Dataset records:
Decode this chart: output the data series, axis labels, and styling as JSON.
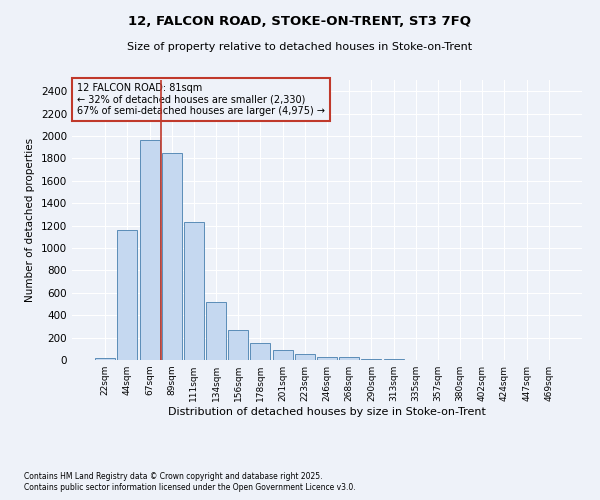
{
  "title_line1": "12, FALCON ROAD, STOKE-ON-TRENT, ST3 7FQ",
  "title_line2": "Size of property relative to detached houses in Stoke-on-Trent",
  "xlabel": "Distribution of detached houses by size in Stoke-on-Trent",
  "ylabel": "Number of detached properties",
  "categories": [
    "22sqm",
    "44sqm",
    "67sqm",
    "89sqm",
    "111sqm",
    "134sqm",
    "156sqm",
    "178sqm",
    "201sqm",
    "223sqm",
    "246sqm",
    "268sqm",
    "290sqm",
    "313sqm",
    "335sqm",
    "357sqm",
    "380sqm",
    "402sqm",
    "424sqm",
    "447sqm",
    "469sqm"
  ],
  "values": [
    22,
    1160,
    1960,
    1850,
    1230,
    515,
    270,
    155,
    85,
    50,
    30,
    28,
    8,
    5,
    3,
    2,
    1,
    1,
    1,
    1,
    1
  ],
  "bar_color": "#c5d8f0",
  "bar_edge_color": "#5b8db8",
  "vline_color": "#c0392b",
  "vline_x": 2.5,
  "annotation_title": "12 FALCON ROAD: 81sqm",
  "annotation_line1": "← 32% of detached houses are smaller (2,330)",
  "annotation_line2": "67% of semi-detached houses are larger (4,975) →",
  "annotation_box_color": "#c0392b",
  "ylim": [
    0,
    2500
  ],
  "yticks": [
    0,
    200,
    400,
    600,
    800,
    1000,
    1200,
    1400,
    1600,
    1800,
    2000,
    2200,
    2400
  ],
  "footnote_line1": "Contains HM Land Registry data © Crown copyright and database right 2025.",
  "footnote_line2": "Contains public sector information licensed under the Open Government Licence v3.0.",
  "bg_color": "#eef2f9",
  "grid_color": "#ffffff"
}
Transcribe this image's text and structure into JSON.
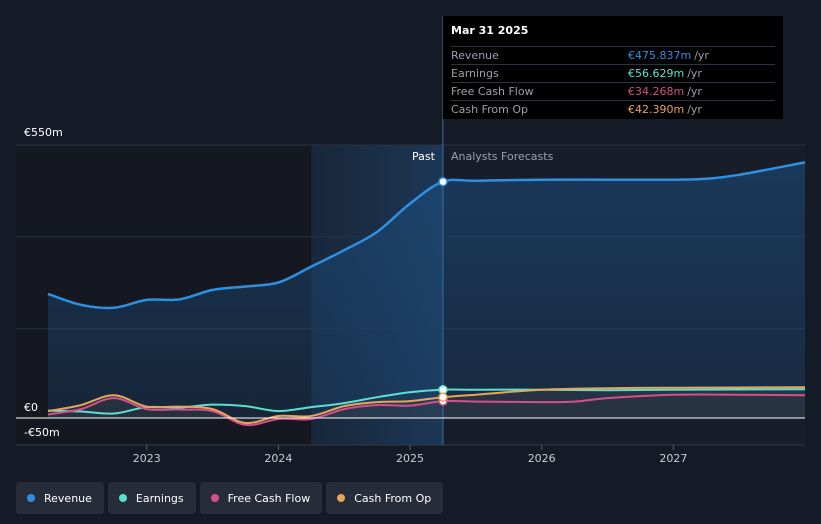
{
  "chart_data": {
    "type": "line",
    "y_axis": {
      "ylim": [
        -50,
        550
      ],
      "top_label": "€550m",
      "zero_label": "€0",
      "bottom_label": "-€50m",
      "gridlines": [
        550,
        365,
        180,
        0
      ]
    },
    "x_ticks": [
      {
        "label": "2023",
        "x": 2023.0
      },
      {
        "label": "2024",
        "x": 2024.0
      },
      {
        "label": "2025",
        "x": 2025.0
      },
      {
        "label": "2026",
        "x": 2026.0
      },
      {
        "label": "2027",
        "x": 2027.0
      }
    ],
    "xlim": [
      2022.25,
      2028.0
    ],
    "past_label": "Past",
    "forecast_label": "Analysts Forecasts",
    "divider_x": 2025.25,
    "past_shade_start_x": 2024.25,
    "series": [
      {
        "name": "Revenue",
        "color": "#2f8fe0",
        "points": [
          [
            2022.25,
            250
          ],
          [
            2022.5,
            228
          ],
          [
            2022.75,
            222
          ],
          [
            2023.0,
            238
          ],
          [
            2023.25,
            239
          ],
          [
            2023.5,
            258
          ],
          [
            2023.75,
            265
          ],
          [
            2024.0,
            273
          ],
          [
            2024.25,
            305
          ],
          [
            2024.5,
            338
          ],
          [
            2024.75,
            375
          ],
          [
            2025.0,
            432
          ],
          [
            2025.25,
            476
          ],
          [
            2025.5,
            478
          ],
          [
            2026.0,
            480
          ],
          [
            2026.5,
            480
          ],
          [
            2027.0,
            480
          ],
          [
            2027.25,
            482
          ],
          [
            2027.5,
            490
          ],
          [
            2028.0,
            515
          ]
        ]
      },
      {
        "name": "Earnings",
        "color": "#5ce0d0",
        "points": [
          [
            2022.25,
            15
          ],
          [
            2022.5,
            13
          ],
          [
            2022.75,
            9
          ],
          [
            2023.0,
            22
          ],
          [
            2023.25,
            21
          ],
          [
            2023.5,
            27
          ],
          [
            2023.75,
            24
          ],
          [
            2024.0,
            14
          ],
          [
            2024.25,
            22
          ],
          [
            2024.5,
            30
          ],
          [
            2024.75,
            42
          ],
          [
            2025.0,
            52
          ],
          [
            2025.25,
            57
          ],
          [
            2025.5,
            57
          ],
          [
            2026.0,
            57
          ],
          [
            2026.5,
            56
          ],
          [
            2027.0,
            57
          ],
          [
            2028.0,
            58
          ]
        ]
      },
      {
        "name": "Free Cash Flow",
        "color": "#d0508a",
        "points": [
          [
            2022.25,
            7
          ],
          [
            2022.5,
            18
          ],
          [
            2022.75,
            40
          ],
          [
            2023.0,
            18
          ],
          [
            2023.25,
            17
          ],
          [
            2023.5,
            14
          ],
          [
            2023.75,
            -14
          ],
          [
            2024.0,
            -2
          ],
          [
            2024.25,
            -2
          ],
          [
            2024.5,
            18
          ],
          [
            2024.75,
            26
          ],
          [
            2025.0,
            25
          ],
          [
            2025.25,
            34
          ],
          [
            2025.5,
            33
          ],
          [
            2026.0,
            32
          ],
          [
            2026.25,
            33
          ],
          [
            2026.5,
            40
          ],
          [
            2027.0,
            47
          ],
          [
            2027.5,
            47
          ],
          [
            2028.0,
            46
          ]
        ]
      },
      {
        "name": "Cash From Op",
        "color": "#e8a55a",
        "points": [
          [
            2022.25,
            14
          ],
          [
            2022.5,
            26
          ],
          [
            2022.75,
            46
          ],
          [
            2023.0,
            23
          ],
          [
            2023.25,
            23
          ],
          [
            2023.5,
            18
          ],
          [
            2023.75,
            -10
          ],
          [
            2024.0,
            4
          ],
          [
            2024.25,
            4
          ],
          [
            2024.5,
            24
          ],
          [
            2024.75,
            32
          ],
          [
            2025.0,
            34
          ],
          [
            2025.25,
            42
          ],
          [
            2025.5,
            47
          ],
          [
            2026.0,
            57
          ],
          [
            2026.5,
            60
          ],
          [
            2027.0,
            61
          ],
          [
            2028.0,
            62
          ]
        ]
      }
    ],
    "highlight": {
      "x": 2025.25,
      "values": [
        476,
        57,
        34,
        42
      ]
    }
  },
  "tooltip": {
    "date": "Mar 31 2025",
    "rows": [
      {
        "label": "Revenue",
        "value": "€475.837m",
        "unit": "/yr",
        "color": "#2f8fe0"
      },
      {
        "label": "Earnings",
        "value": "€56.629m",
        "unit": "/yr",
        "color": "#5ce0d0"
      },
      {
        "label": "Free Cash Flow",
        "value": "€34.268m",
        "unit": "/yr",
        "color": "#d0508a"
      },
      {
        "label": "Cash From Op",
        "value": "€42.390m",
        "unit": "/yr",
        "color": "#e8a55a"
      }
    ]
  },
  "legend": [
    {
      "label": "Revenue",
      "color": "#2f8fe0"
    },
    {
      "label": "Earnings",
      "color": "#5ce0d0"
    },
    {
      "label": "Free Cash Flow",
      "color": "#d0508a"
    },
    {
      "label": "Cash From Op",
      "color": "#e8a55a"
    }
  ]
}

Task objective: Set the listing down in full and exactly. Pictures within it should not appear in the copy.

Finished task:
Decode this chart: output the data series, axis labels, and styling as JSON.
{
  "title_line1": "12, FALCON ROAD, STOKE-ON-TRENT, ST3 7FQ",
  "title_line2": "Size of property relative to detached houses in Stoke-on-Trent",
  "xlabel": "Distribution of detached houses by size in Stoke-on-Trent",
  "ylabel": "Number of detached properties",
  "categories": [
    "22sqm",
    "44sqm",
    "67sqm",
    "89sqm",
    "111sqm",
    "134sqm",
    "156sqm",
    "178sqm",
    "201sqm",
    "223sqm",
    "246sqm",
    "268sqm",
    "290sqm",
    "313sqm",
    "335sqm",
    "357sqm",
    "380sqm",
    "402sqm",
    "424sqm",
    "447sqm",
    "469sqm"
  ],
  "values": [
    22,
    1160,
    1960,
    1850,
    1230,
    515,
    270,
    155,
    85,
    50,
    30,
    28,
    8,
    5,
    3,
    2,
    1,
    1,
    1,
    1,
    1
  ],
  "bar_color": "#c5d8f0",
  "bar_edge_color": "#5b8db8",
  "vline_color": "#c0392b",
  "vline_x": 2.5,
  "annotation_title": "12 FALCON ROAD: 81sqm",
  "annotation_line1": "← 32% of detached houses are smaller (2,330)",
  "annotation_line2": "67% of semi-detached houses are larger (4,975) →",
  "annotation_box_color": "#c0392b",
  "ylim": [
    0,
    2500
  ],
  "yticks": [
    0,
    200,
    400,
    600,
    800,
    1000,
    1200,
    1400,
    1600,
    1800,
    2000,
    2200,
    2400
  ],
  "footnote_line1": "Contains HM Land Registry data © Crown copyright and database right 2025.",
  "footnote_line2": "Contains public sector information licensed under the Open Government Licence v3.0.",
  "bg_color": "#eef2f9",
  "grid_color": "#ffffff"
}
Transcribe this image's text and structure into JSON.
{
  "chart_data": {
    "type": "line",
    "y_axis": {
      "ylim": [
        -50,
        550
      ],
      "top_label": "€550m",
      "zero_label": "€0",
      "bottom_label": "-€50m",
      "gridlines": [
        550,
        365,
        180,
        0
      ]
    },
    "x_ticks": [
      {
        "label": "2023",
        "x": 2023.0
      },
      {
        "label": "2024",
        "x": 2024.0
      },
      {
        "label": "2025",
        "x": 2025.0
      },
      {
        "label": "2026",
        "x": 2026.0
      },
      {
        "label": "2027",
        "x": 2027.0
      }
    ],
    "xlim": [
      2022.25,
      2028.0
    ],
    "past_label": "Past",
    "forecast_label": "Analysts Forecasts",
    "divider_x": 2025.25,
    "past_shade_start_x": 2024.25,
    "series": [
      {
        "name": "Revenue",
        "color": "#2f8fe0",
        "points": [
          [
            2022.25,
            250
          ],
          [
            2022.5,
            228
          ],
          [
            2022.75,
            222
          ],
          [
            2023.0,
            238
          ],
          [
            2023.25,
            239
          ],
          [
            2023.5,
            258
          ],
          [
            2023.75,
            265
          ],
          [
            2024.0,
            273
          ],
          [
            2024.25,
            305
          ],
          [
            2024.5,
            338
          ],
          [
            2024.75,
            375
          ],
          [
            2025.0,
            432
          ],
          [
            2025.25,
            476
          ],
          [
            2025.5,
            478
          ],
          [
            2026.0,
            480
          ],
          [
            2026.5,
            480
          ],
          [
            2027.0,
            480
          ],
          [
            2027.25,
            482
          ],
          [
            2027.5,
            490
          ],
          [
            2028.0,
            515
          ]
        ]
      },
      {
        "name": "Earnings",
        "color": "#5ce0d0",
        "points": [
          [
            2022.25,
            15
          ],
          [
            2022.5,
            13
          ],
          [
            2022.75,
            9
          ],
          [
            2023.0,
            22
          ],
          [
            2023.25,
            21
          ],
          [
            2023.5,
            27
          ],
          [
            2023.75,
            24
          ],
          [
            2024.0,
            14
          ],
          [
            2024.25,
            22
          ],
          [
            2024.5,
            30
          ],
          [
            2024.75,
            42
          ],
          [
            2025.0,
            52
          ],
          [
            2025.25,
            57
          ],
          [
            2025.5,
            57
          ],
          [
            2026.0,
            57
          ],
          [
            2026.5,
            56
          ],
          [
            2027.0,
            57
          ],
          [
            2028.0,
            58
          ]
        ]
      },
      {
        "name": "Free Cash Flow",
        "color": "#d0508a",
        "points": [
          [
            2022.25,
            7
          ],
          [
            2022.5,
            18
          ],
          [
            2022.75,
            40
          ],
          [
            2023.0,
            18
          ],
          [
            2023.25,
            17
          ],
          [
            2023.5,
            14
          ],
          [
            2023.75,
            -14
          ],
          [
            2024.0,
            -2
          ],
          [
            2024.25,
            -2
          ],
          [
            2024.5,
            18
          ],
          [
            2024.75,
            26
          ],
          [
            2025.0,
            25
          ],
          [
            2025.25,
            34
          ],
          [
            2025.5,
            33
          ],
          [
            2026.0,
            32
          ],
          [
            2026.25,
            33
          ],
          [
            2026.5,
            40
          ],
          [
            2027.0,
            47
          ],
          [
            2027.5,
            47
          ],
          [
            2028.0,
            46
          ]
        ]
      },
      {
        "name": "Cash From Op",
        "color": "#e8a55a",
        "points": [
          [
            2022.25,
            14
          ],
          [
            2022.5,
            26
          ],
          [
            2022.75,
            46
          ],
          [
            2023.0,
            23
          ],
          [
            2023.25,
            23
          ],
          [
            2023.5,
            18
          ],
          [
            2023.75,
            -10
          ],
          [
            2024.0,
            4
          ],
          [
            2024.25,
            4
          ],
          [
            2024.5,
            24
          ],
          [
            2024.75,
            32
          ],
          [
            2025.0,
            34
          ],
          [
            2025.25,
            42
          ],
          [
            2025.5,
            47
          ],
          [
            2026.0,
            57
          ],
          [
            2026.5,
            60
          ],
          [
            2027.0,
            61
          ],
          [
            2028.0,
            62
          ]
        ]
      }
    ],
    "highlight": {
      "x": 2025.25,
      "values": [
        476,
        57,
        34,
        42
      ]
    }
  },
  "tooltip": {
    "date": "Mar 31 2025",
    "rows": [
      {
        "label": "Revenue",
        "value": "€475.837m",
        "unit": "/yr",
        "color": "#2f8fe0"
      },
      {
        "label": "Earnings",
        "value": "€56.629m",
        "unit": "/yr",
        "color": "#5ce0d0"
      },
      {
        "label": "Free Cash Flow",
        "value": "€34.268m",
        "unit": "/yr",
        "color": "#d0508a"
      },
      {
        "label": "Cash From Op",
        "value": "€42.390m",
        "unit": "/yr",
        "color": "#e8a55a"
      }
    ]
  },
  "legend": [
    {
      "label": "Revenue",
      "color": "#2f8fe0"
    },
    {
      "label": "Earnings",
      "color": "#5ce0d0"
    },
    {
      "label": "Free Cash Flow",
      "color": "#d0508a"
    },
    {
      "label": "Cash From Op",
      "color": "#e8a55a"
    }
  ]
}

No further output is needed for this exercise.